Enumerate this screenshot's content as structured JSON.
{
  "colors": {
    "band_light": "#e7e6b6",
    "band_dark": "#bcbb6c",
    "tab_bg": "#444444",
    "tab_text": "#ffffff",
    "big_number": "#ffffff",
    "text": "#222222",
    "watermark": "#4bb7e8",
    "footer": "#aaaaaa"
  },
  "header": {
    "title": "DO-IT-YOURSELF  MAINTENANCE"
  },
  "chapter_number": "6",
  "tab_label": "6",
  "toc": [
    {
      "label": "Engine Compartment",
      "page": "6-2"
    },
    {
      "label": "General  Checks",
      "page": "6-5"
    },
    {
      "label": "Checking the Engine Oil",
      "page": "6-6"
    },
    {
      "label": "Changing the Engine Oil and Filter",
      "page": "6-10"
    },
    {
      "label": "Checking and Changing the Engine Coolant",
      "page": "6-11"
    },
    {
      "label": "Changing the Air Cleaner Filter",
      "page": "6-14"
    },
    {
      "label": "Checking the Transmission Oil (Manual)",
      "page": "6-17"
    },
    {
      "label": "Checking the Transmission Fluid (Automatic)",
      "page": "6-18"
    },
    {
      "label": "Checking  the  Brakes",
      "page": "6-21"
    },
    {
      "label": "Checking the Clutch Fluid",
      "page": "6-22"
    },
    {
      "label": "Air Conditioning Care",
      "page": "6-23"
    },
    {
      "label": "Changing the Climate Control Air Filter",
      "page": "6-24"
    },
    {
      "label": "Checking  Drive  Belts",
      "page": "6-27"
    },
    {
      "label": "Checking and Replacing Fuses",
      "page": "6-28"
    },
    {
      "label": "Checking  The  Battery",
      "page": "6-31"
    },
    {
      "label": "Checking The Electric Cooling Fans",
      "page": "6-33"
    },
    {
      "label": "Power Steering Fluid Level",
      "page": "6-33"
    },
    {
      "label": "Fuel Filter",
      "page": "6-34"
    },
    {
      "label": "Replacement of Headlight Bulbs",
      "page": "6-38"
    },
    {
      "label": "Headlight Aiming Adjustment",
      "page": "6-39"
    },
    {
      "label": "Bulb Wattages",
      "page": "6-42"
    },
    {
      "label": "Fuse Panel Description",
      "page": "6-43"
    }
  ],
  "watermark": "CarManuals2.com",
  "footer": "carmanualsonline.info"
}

- Stated problem
In the records above, locate every line with the string "Changing" and copy it.

- Response for this exercise
      "label": "Changing the Engine Oil and Filter",
      "label": "Checking and Changing the Engine Coolant",
      "label": "Changing the Air Cleaner Filter",
      "label": "Changing the Climate Control Air Filter",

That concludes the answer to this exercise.